* Work instructions
Your task is to copy exactly the lines from the line containing "Transcribe this chart's" through the end of the listing below, with pictures left out.

* Material provided

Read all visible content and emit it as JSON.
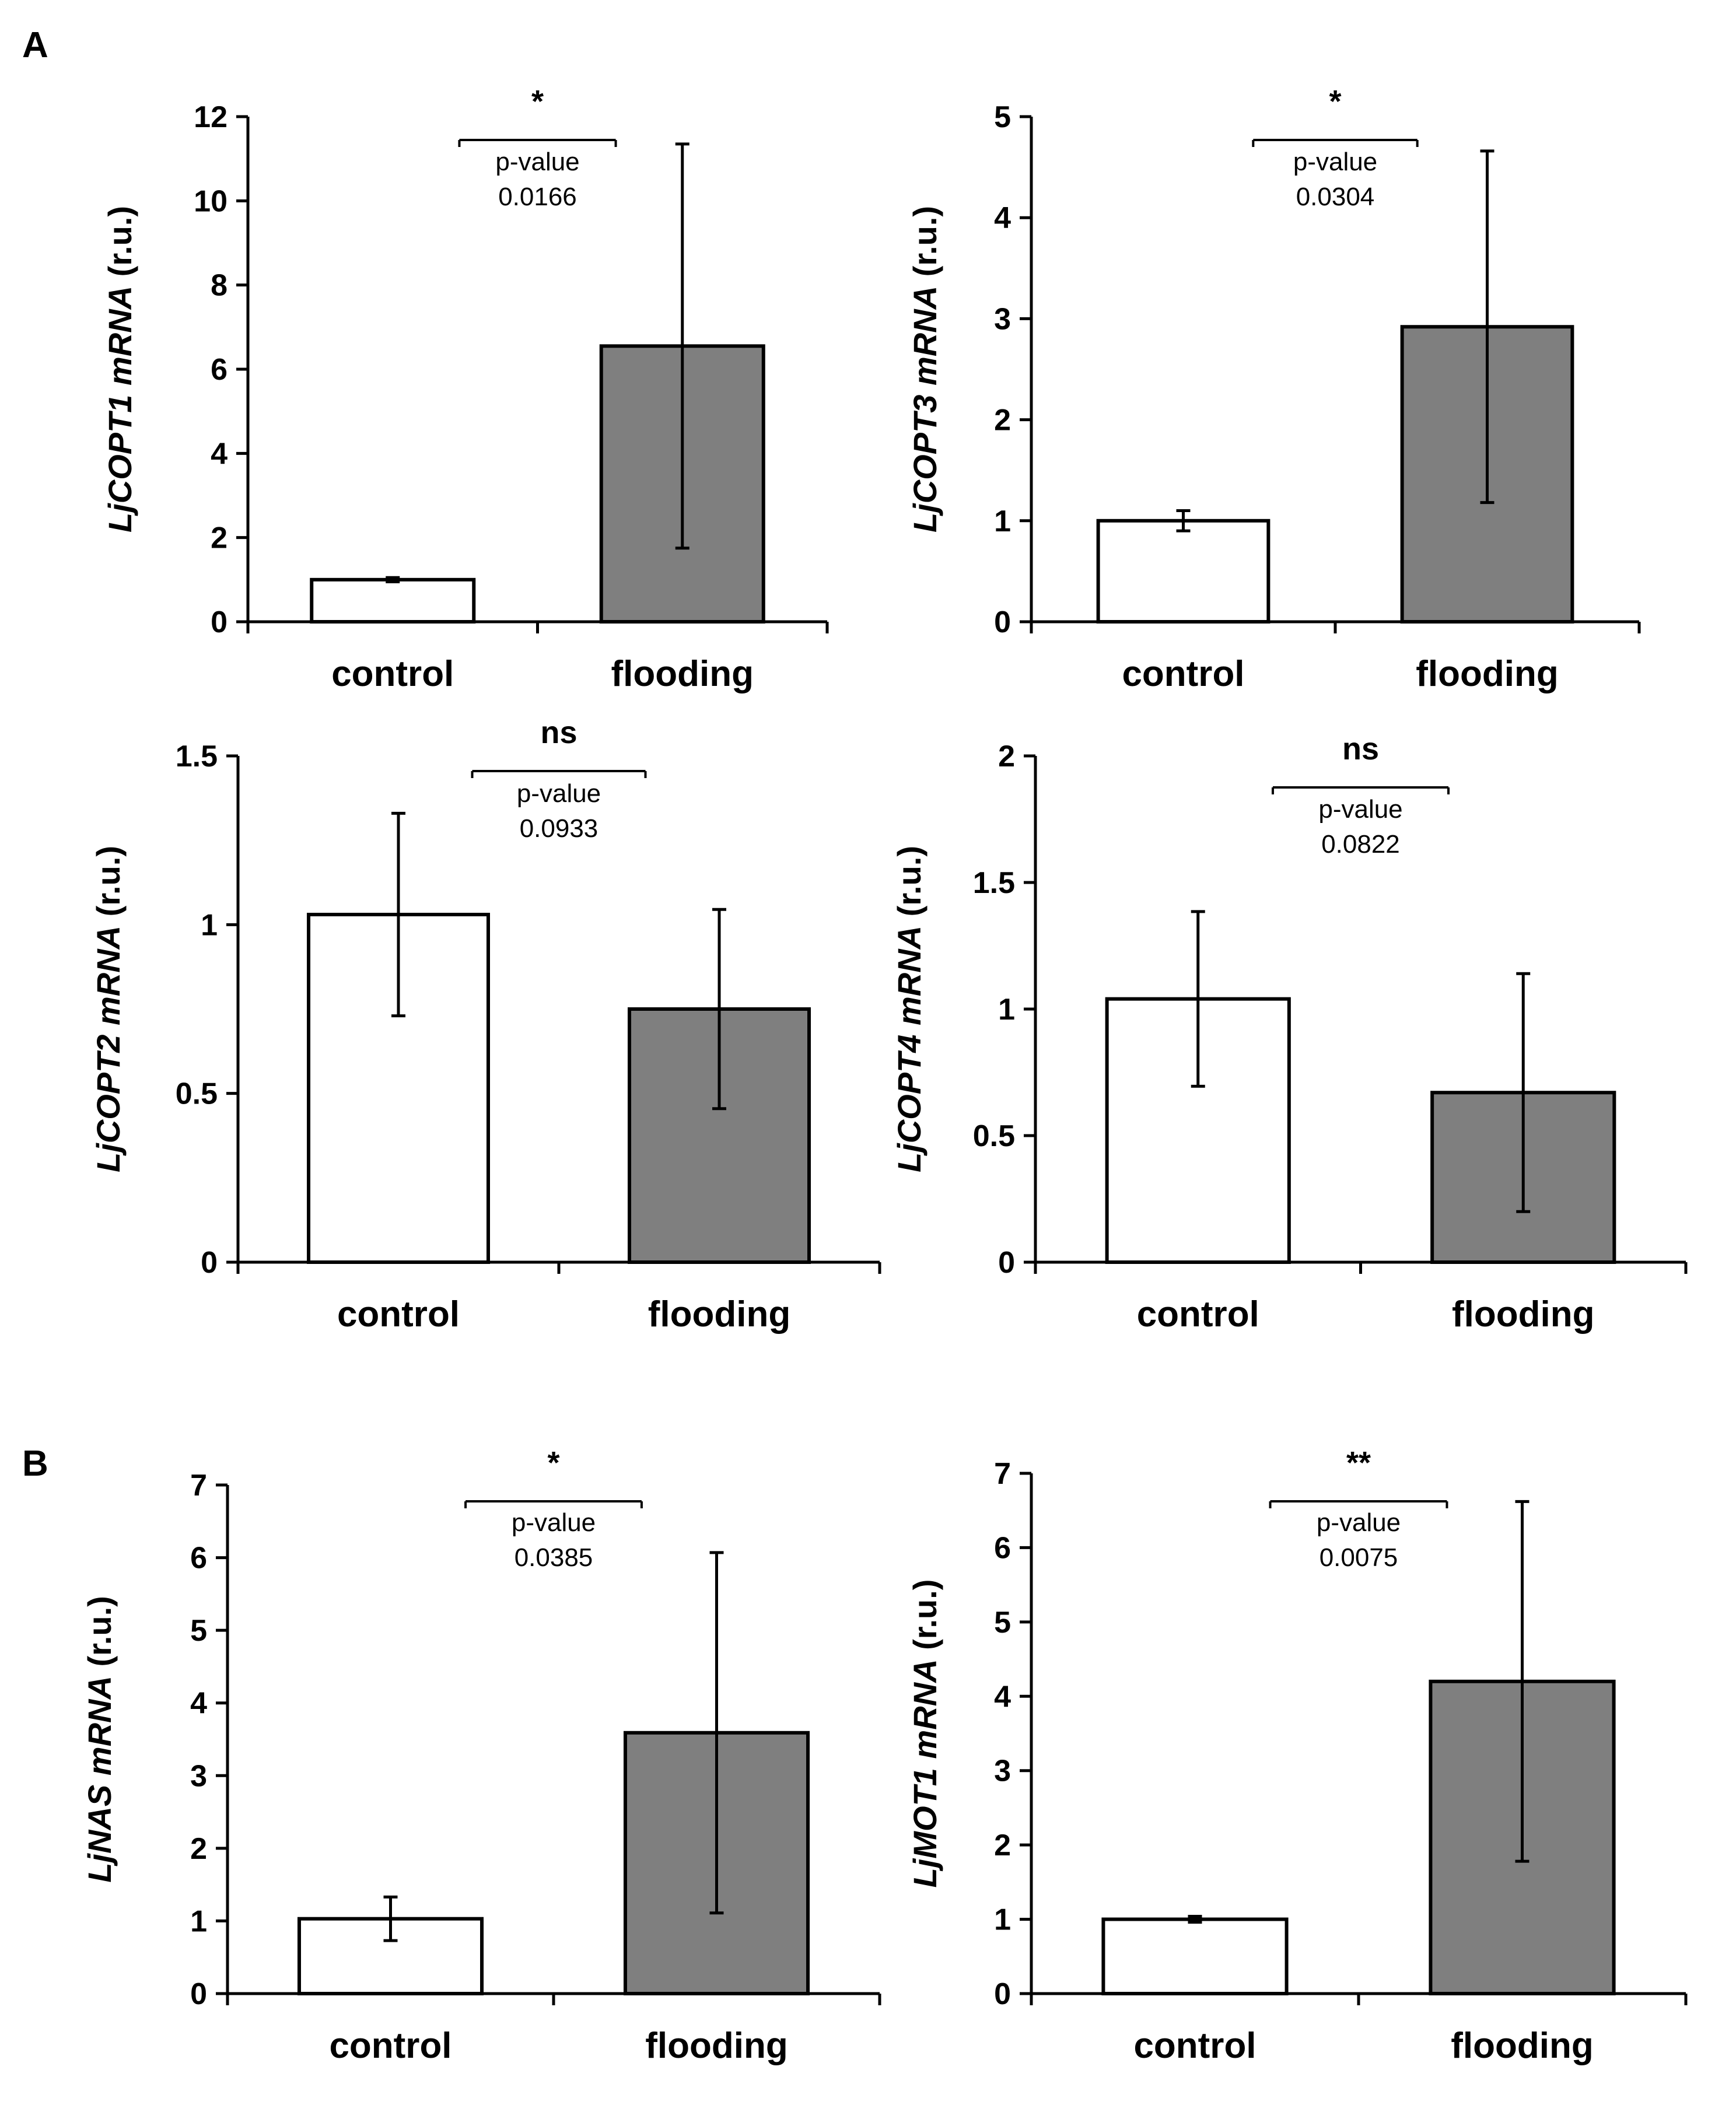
{
  "panel_labels": [
    "A",
    "B"
  ],
  "chart_data": [
    {
      "type": "bar",
      "panel": "A",
      "ylabel_gene": "LjCOPT1 mRNA",
      "ylabel_unit": " (r.u.)",
      "categories": [
        "control",
        "flooding"
      ],
      "values": [
        1.0,
        6.55
      ],
      "errors": [
        0.05,
        4.8
      ],
      "bar_colors": [
        "#ffffff",
        "#7f7f7f"
      ],
      "ylim": [
        0,
        12
      ],
      "yticks": [
        0,
        2,
        4,
        6,
        8,
        10,
        12
      ],
      "ytick_labels": [
        "0",
        "2",
        "4",
        "6",
        "8",
        "10",
        "12"
      ],
      "significance": "*",
      "pvalue_label": "p-value",
      "pvalue": "0.0166"
    },
    {
      "type": "bar",
      "panel": "A",
      "ylabel_gene": "LjCOPT3 mRNA",
      "ylabel_unit": " (r.u.)",
      "categories": [
        "control",
        "flooding"
      ],
      "values": [
        1.0,
        2.92
      ],
      "errors": [
        0.1,
        1.74
      ],
      "bar_colors": [
        "#ffffff",
        "#7f7f7f"
      ],
      "ylim": [
        0,
        5
      ],
      "yticks": [
        0,
        1,
        2,
        3,
        4,
        5
      ],
      "ytick_labels": [
        "0",
        "1",
        "2",
        "3",
        "4",
        "5"
      ],
      "significance": "*",
      "pvalue_label": "p-value",
      "pvalue": "0.0304"
    },
    {
      "type": "bar",
      "panel": "A",
      "ylabel_gene": "LjCOPT2 mRNA",
      "ylabel_unit": " (r.u.)",
      "categories": [
        "control",
        "flooding"
      ],
      "values": [
        1.03,
        0.75
      ],
      "errors": [
        0.3,
        0.295
      ],
      "bar_colors": [
        "#ffffff",
        "#7f7f7f"
      ],
      "ylim": [
        0,
        1.5
      ],
      "yticks": [
        0,
        0.5,
        1,
        1.5
      ],
      "ytick_labels": [
        "0",
        "0.5",
        "1",
        "1.5"
      ],
      "significance": "ns",
      "pvalue_label": "p-value",
      "pvalue": "0.0933"
    },
    {
      "type": "bar",
      "panel": "A",
      "ylabel_gene": "LjCOPT4 mRNA",
      "ylabel_unit": " (r.u.)",
      "categories": [
        "control",
        "flooding"
      ],
      "values": [
        1.04,
        0.67
      ],
      "errors": [
        0.345,
        0.47
      ],
      "bar_colors": [
        "#ffffff",
        "#7f7f7f"
      ],
      "ylim": [
        0,
        2
      ],
      "yticks": [
        0,
        0.5,
        1,
        1.5,
        2
      ],
      "ytick_labels": [
        "0",
        "0.5",
        "1",
        "1.5",
        "2"
      ],
      "significance": "ns",
      "pvalue_label": "p-value",
      "pvalue": "0.0822"
    },
    {
      "type": "bar",
      "panel": "B",
      "ylabel_gene": "LjNAS mRNA",
      "ylabel_unit": " (r.u.)",
      "categories": [
        "control",
        "flooding"
      ],
      "values": [
        1.03,
        3.59
      ],
      "errors": [
        0.3,
        2.48
      ],
      "bar_colors": [
        "#ffffff",
        "#7f7f7f"
      ],
      "ylim": [
        0,
        7
      ],
      "yticks": [
        0,
        1,
        2,
        3,
        4,
        5,
        6,
        7
      ],
      "ytick_labels": [
        "0",
        "1",
        "2",
        "3",
        "4",
        "5",
        "6",
        "7"
      ],
      "significance": "*",
      "pvalue_label": "p-value",
      "pvalue": "0.0385"
    },
    {
      "type": "bar",
      "panel": "B",
      "ylabel_gene": "LjMOT1 mRNA",
      "ylabel_unit": " (r.u.)",
      "categories": [
        "control",
        "flooding"
      ],
      "values": [
        1.0,
        4.2
      ],
      "errors": [
        0.04,
        2.42
      ],
      "bar_colors": [
        "#ffffff",
        "#7f7f7f"
      ],
      "ylim": [
        0,
        7
      ],
      "yticks": [
        0,
        1,
        2,
        3,
        4,
        5,
        6,
        7
      ],
      "ytick_labels": [
        "0",
        "1",
        "2",
        "3",
        "4",
        "5",
        "6",
        "7"
      ],
      "significance": "**",
      "pvalue_label": "p-value",
      "pvalue": "0.0075"
    }
  ]
}
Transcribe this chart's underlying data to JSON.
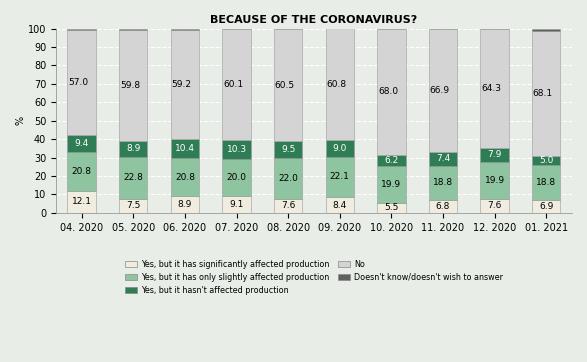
{
  "title": "BECAUSE OF THE CORONAVIRUS?",
  "categories": [
    "04. 2020",
    "05. 2020",
    "06. 2020",
    "07. 2020",
    "08. 2020",
    "09. 2020",
    "10. 2020",
    "11. 2020",
    "12. 2020",
    "01. 2021"
  ],
  "segments": {
    "sig_affected": [
      12.1,
      7.5,
      8.9,
      9.1,
      7.6,
      8.4,
      5.5,
      6.8,
      7.6,
      6.9
    ],
    "slightly_affected": [
      20.8,
      22.8,
      20.8,
      20.0,
      22.0,
      22.1,
      19.9,
      18.8,
      19.9,
      18.8
    ],
    "not_affected": [
      9.4,
      8.9,
      10.4,
      10.3,
      9.5,
      9.0,
      6.2,
      7.4,
      7.9,
      5.0
    ],
    "no": [
      57.0,
      59.8,
      59.2,
      60.1,
      60.5,
      60.8,
      68.0,
      66.9,
      64.3,
      68.1
    ],
    "dk": [
      0.7,
      1.0,
      0.7,
      0.5,
      0.4,
      0.4,
      0.4,
      0.1,
      0.3,
      1.2
    ]
  },
  "colors": {
    "sig_affected": "#f0ede0",
    "slightly_affected": "#8ec4a0",
    "not_affected": "#2e7d55",
    "no": "#d4d4d4",
    "dk": "#606060"
  },
  "legend_labels": [
    "Yes, but it has significantly affected production",
    "Yes, but it has only slightly affected production",
    "Yes, but it hasn't affected production",
    "No",
    "Doesn't know/doesn't wish to answer"
  ],
  "ylabel": "%",
  "ylim": [
    0,
    100
  ],
  "yticks": [
    0,
    10,
    20,
    30,
    40,
    50,
    60,
    70,
    80,
    90,
    100
  ],
  "background_color": "#e8ede8",
  "fontsize_title": 8,
  "fontsize_ticks": 7,
  "fontsize_labels": 6.5
}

* Task solution
Transcribe this chart's underlying data to JSON.
{
  "title": "BECAUSE OF THE CORONAVIRUS?",
  "categories": [
    "04. 2020",
    "05. 2020",
    "06. 2020",
    "07. 2020",
    "08. 2020",
    "09. 2020",
    "10. 2020",
    "11. 2020",
    "12. 2020",
    "01. 2021"
  ],
  "segments": {
    "sig_affected": [
      12.1,
      7.5,
      8.9,
      9.1,
      7.6,
      8.4,
      5.5,
      6.8,
      7.6,
      6.9
    ],
    "slightly_affected": [
      20.8,
      22.8,
      20.8,
      20.0,
      22.0,
      22.1,
      19.9,
      18.8,
      19.9,
      18.8
    ],
    "not_affected": [
      9.4,
      8.9,
      10.4,
      10.3,
      9.5,
      9.0,
      6.2,
      7.4,
      7.9,
      5.0
    ],
    "no": [
      57.0,
      59.8,
      59.2,
      60.1,
      60.5,
      60.8,
      68.0,
      66.9,
      64.3,
      68.1
    ],
    "dk": [
      0.7,
      1.0,
      0.7,
      0.5,
      0.4,
      0.4,
      0.4,
      0.1,
      0.3,
      1.2
    ]
  },
  "colors": {
    "sig_affected": "#f0ede0",
    "slightly_affected": "#8ec4a0",
    "not_affected": "#2e7d55",
    "no": "#d4d4d4",
    "dk": "#606060"
  },
  "legend_labels": [
    "Yes, but it has significantly affected production",
    "Yes, but it has only slightly affected production",
    "Yes, but it hasn't affected production",
    "No",
    "Doesn't know/doesn't wish to answer"
  ],
  "ylabel": "%",
  "ylim": [
    0,
    100
  ],
  "yticks": [
    0,
    10,
    20,
    30,
    40,
    50,
    60,
    70,
    80,
    90,
    100
  ],
  "background_color": "#e8ede8",
  "fontsize_title": 8,
  "fontsize_ticks": 7,
  "fontsize_labels": 6.5
}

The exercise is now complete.